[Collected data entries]
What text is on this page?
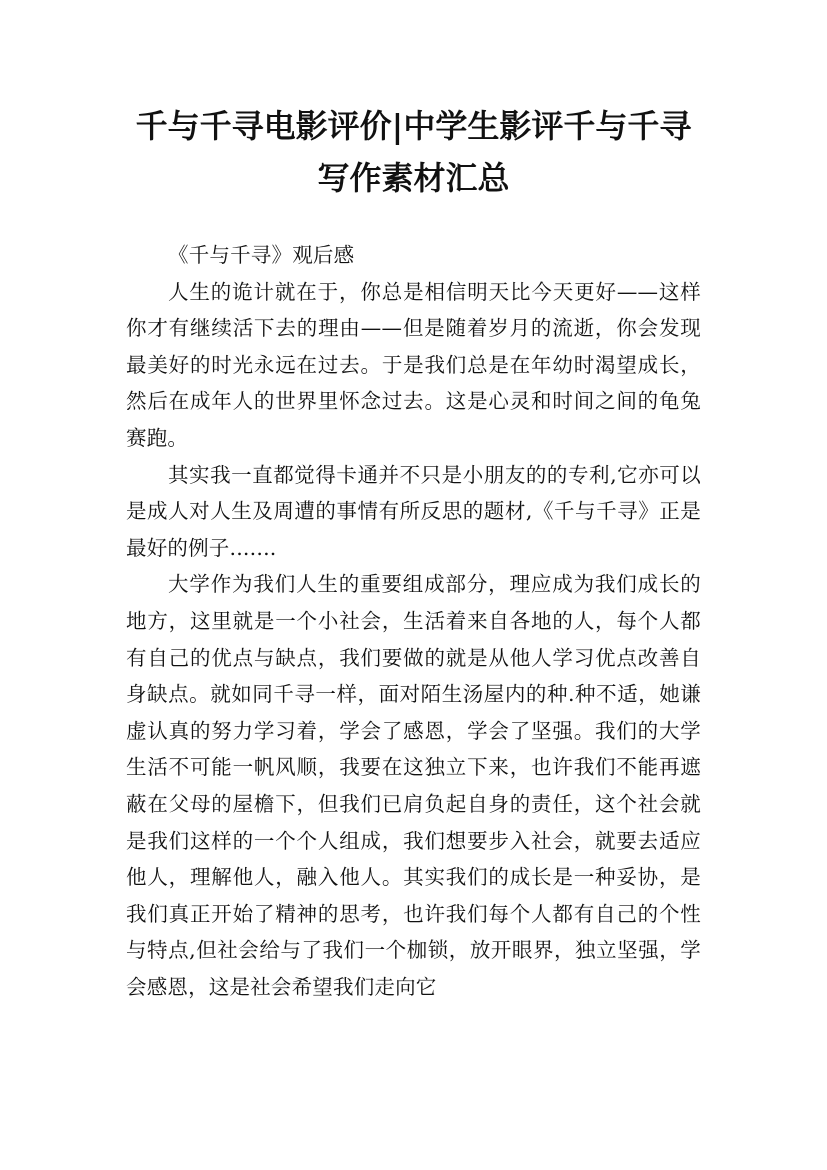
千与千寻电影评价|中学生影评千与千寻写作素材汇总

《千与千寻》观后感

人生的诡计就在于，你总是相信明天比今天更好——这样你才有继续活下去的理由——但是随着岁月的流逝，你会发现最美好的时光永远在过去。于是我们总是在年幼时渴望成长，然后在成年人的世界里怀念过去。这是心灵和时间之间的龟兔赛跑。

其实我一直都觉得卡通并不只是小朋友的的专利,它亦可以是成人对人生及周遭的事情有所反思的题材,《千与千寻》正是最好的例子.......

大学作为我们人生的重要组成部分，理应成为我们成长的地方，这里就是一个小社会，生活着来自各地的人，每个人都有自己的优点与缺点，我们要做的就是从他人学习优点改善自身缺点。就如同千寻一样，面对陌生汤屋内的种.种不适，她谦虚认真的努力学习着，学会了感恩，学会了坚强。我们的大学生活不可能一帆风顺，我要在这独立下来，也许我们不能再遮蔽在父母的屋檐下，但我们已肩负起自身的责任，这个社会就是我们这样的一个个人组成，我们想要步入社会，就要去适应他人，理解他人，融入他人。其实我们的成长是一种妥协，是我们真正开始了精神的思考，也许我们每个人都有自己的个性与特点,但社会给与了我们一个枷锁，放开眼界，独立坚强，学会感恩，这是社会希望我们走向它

*Task goal*. Quote the records in full and exactly; skip any image.

*Result of this exercise*.
What text is on this page?
千与千寻电影评价|中学生影评千与千寻写作素材汇总

《千与千寻》观后感

人生的诡计就在于，你总是相信明天比今天更好——这样你才有继续活下去的理由——但是随着岁月的流逝，你会发现最美好的时光永远在过去。于是我们总是在年幼时渴望成长，然后在成年人的世界里怀念过去。这是心灵和时间之间的龟兔赛跑。

其实我一直都觉得卡通并不只是小朋友的的专利,它亦可以是成人对人生及周遭的事情有所反思的题材,《千与千寻》正是最好的例子.......

大学作为我们人生的重要组成部分，理应成为我们成长的地方，这里就是一个小社会，生活着来自各地的人，每个人都有自己的优点与缺点，我们要做的就是从他人学习优点改善自身缺点。就如同千寻一样，面对陌生汤屋内的种.种不适，她谦虚认真的努力学习着，学会了感恩，学会了坚强。我们的大学生活不可能一帆风顺，我要在这独立下来，也许我们不能再遮蔽在父母的屋檐下，但我们已肩负起自身的责任，这个社会就是我们这样的一个个人组成，我们想要步入社会，就要去适应他人，理解他人，融入他人。其实我们的成长是一种妥协，是我们真正开始了精神的思考，也许我们每个人都有自己的个性与特点,但社会给与了我们一个枷锁，放开眼界，独立坚强，学会感恩，这是社会希望我们走向它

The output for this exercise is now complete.